--- What you need to do ---
Check each line of the material below for "June", then copy the ones that contain it.
─── Dataset ───
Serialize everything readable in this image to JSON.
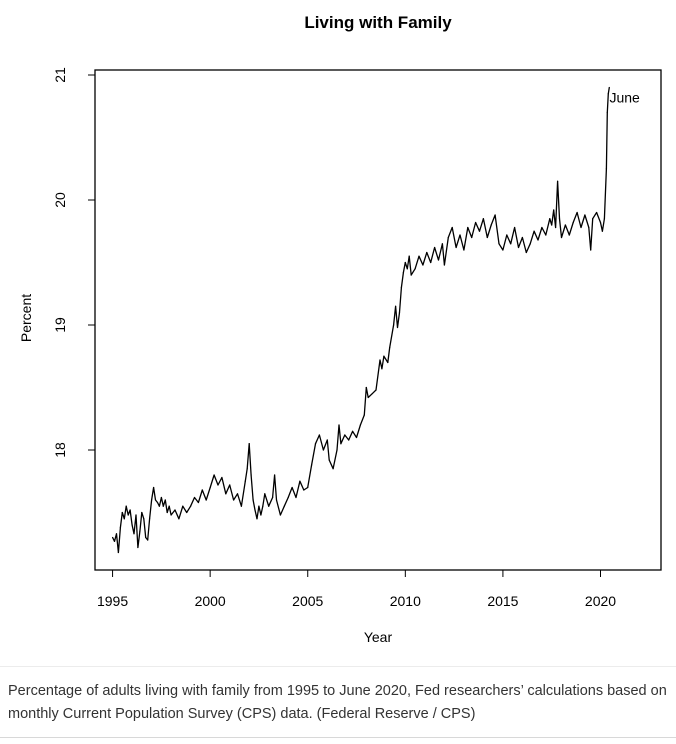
{
  "chart_data": {
    "type": "line",
    "title": "Living with Family",
    "xlabel": "Year",
    "ylabel": "Percent",
    "xlim": [
      1994.1,
      2023.1
    ],
    "ylim": [
      17.04,
      21.04
    ],
    "x_ticks": [
      1995,
      2000,
      2005,
      2010,
      2015,
      2020
    ],
    "x_tick_labels": [
      "1995",
      "2000",
      "2005",
      "2010",
      "2015",
      "2020"
    ],
    "y_ticks": [
      18,
      19,
      20,
      21
    ],
    "y_tick_labels": [
      "18",
      "19",
      "20",
      "21"
    ],
    "grid": false,
    "legend": "none",
    "annotations": [
      {
        "text": "June",
        "x": 2020.46,
        "y": 20.78
      }
    ],
    "series": [
      {
        "name": "Percentage of adults living with family",
        "points": [
          [
            1995.0,
            17.3
          ],
          [
            1995.1,
            17.27
          ],
          [
            1995.2,
            17.33
          ],
          [
            1995.3,
            17.18
          ],
          [
            1995.4,
            17.38
          ],
          [
            1995.5,
            17.5
          ],
          [
            1995.6,
            17.45
          ],
          [
            1995.7,
            17.55
          ],
          [
            1995.8,
            17.48
          ],
          [
            1995.9,
            17.52
          ],
          [
            1996.0,
            17.4
          ],
          [
            1996.1,
            17.33
          ],
          [
            1996.2,
            17.48
          ],
          [
            1996.3,
            17.22
          ],
          [
            1996.4,
            17.35
          ],
          [
            1996.5,
            17.5
          ],
          [
            1996.6,
            17.45
          ],
          [
            1996.7,
            17.3
          ],
          [
            1996.8,
            17.28
          ],
          [
            1996.9,
            17.45
          ],
          [
            1997.0,
            17.6
          ],
          [
            1997.1,
            17.7
          ],
          [
            1997.2,
            17.6
          ],
          [
            1997.3,
            17.58
          ],
          [
            1997.4,
            17.55
          ],
          [
            1997.5,
            17.62
          ],
          [
            1997.6,
            17.55
          ],
          [
            1997.7,
            17.6
          ],
          [
            1997.8,
            17.5
          ],
          [
            1997.9,
            17.55
          ],
          [
            1998.0,
            17.48
          ],
          [
            1998.2,
            17.52
          ],
          [
            1998.4,
            17.45
          ],
          [
            1998.6,
            17.55
          ],
          [
            1998.8,
            17.5
          ],
          [
            1999.0,
            17.55
          ],
          [
            1999.2,
            17.62
          ],
          [
            1999.4,
            17.58
          ],
          [
            1999.6,
            17.68
          ],
          [
            1999.8,
            17.6
          ],
          [
            2000.0,
            17.7
          ],
          [
            2000.2,
            17.8
          ],
          [
            2000.4,
            17.72
          ],
          [
            2000.6,
            17.78
          ],
          [
            2000.8,
            17.65
          ],
          [
            2001.0,
            17.72
          ],
          [
            2001.2,
            17.6
          ],
          [
            2001.4,
            17.65
          ],
          [
            2001.6,
            17.55
          ],
          [
            2001.8,
            17.75
          ],
          [
            2001.9,
            17.85
          ],
          [
            2002.0,
            18.05
          ],
          [
            2002.1,
            17.8
          ],
          [
            2002.2,
            17.6
          ],
          [
            2002.3,
            17.52
          ],
          [
            2002.4,
            17.45
          ],
          [
            2002.5,
            17.55
          ],
          [
            2002.6,
            17.48
          ],
          [
            2002.7,
            17.55
          ],
          [
            2002.8,
            17.65
          ],
          [
            2003.0,
            17.55
          ],
          [
            2003.2,
            17.62
          ],
          [
            2003.3,
            17.8
          ],
          [
            2003.4,
            17.6
          ],
          [
            2003.6,
            17.48
          ],
          [
            2003.8,
            17.55
          ],
          [
            2004.0,
            17.62
          ],
          [
            2004.2,
            17.7
          ],
          [
            2004.4,
            17.62
          ],
          [
            2004.6,
            17.75
          ],
          [
            2004.8,
            17.68
          ],
          [
            2005.0,
            17.7
          ],
          [
            2005.2,
            17.88
          ],
          [
            2005.4,
            18.05
          ],
          [
            2005.6,
            18.12
          ],
          [
            2005.8,
            18.0
          ],
          [
            2006.0,
            18.08
          ],
          [
            2006.1,
            17.92
          ],
          [
            2006.3,
            17.85
          ],
          [
            2006.5,
            18.0
          ],
          [
            2006.6,
            18.2
          ],
          [
            2006.7,
            18.05
          ],
          [
            2006.9,
            18.12
          ],
          [
            2007.1,
            18.08
          ],
          [
            2007.3,
            18.15
          ],
          [
            2007.5,
            18.1
          ],
          [
            2007.7,
            18.2
          ],
          [
            2007.9,
            18.28
          ],
          [
            2008.0,
            18.5
          ],
          [
            2008.1,
            18.42
          ],
          [
            2008.3,
            18.45
          ],
          [
            2008.5,
            18.48
          ],
          [
            2008.7,
            18.72
          ],
          [
            2008.8,
            18.65
          ],
          [
            2008.9,
            18.75
          ],
          [
            2009.1,
            18.7
          ],
          [
            2009.2,
            18.82
          ],
          [
            2009.4,
            19.0
          ],
          [
            2009.5,
            19.15
          ],
          [
            2009.6,
            18.98
          ],
          [
            2009.7,
            19.1
          ],
          [
            2009.8,
            19.3
          ],
          [
            2009.9,
            19.42
          ],
          [
            2010.0,
            19.5
          ],
          [
            2010.1,
            19.45
          ],
          [
            2010.2,
            19.55
          ],
          [
            2010.3,
            19.4
          ],
          [
            2010.5,
            19.45
          ],
          [
            2010.7,
            19.55
          ],
          [
            2010.9,
            19.48
          ],
          [
            2011.1,
            19.58
          ],
          [
            2011.3,
            19.5
          ],
          [
            2011.5,
            19.62
          ],
          [
            2011.7,
            19.52
          ],
          [
            2011.9,
            19.65
          ],
          [
            2012.0,
            19.48
          ],
          [
            2012.2,
            19.7
          ],
          [
            2012.4,
            19.78
          ],
          [
            2012.6,
            19.62
          ],
          [
            2012.8,
            19.72
          ],
          [
            2013.0,
            19.6
          ],
          [
            2013.2,
            19.78
          ],
          [
            2013.4,
            19.7
          ],
          [
            2013.6,
            19.82
          ],
          [
            2013.8,
            19.75
          ],
          [
            2014.0,
            19.85
          ],
          [
            2014.2,
            19.7
          ],
          [
            2014.4,
            19.8
          ],
          [
            2014.6,
            19.88
          ],
          [
            2014.8,
            19.65
          ],
          [
            2015.0,
            19.6
          ],
          [
            2015.2,
            19.72
          ],
          [
            2015.4,
            19.65
          ],
          [
            2015.6,
            19.78
          ],
          [
            2015.8,
            19.62
          ],
          [
            2016.0,
            19.7
          ],
          [
            2016.2,
            19.58
          ],
          [
            2016.4,
            19.65
          ],
          [
            2016.6,
            19.75
          ],
          [
            2016.8,
            19.68
          ],
          [
            2017.0,
            19.78
          ],
          [
            2017.2,
            19.72
          ],
          [
            2017.4,
            19.85
          ],
          [
            2017.5,
            19.8
          ],
          [
            2017.6,
            19.92
          ],
          [
            2017.7,
            19.78
          ],
          [
            2017.8,
            20.15
          ],
          [
            2017.9,
            19.85
          ],
          [
            2018.0,
            19.7
          ],
          [
            2018.2,
            19.8
          ],
          [
            2018.4,
            19.72
          ],
          [
            2018.6,
            19.82
          ],
          [
            2018.8,
            19.9
          ],
          [
            2019.0,
            19.78
          ],
          [
            2019.2,
            19.88
          ],
          [
            2019.4,
            19.78
          ],
          [
            2019.5,
            19.6
          ],
          [
            2019.6,
            19.85
          ],
          [
            2019.8,
            19.9
          ],
          [
            2020.0,
            19.82
          ],
          [
            2020.1,
            19.75
          ],
          [
            2020.2,
            19.85
          ],
          [
            2020.3,
            20.25
          ],
          [
            2020.35,
            20.7
          ],
          [
            2020.4,
            20.85
          ],
          [
            2020.45,
            20.9
          ]
        ]
      }
    ]
  },
  "caption": "Percentage of adults living with family from 1995 to June 2020, Fed researchers’ calculations based on monthly Current Population Survey (CPS) data. (Federal Reserve / CPS)"
}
───
--- The result ---
        "text": "June",
  "caption": "Percentage of adults living with family from 1995 to June 2020, Fed researchers’ calculations based on monthly Current Population Survey (CPS) data. (Federal Reserve / CPS)"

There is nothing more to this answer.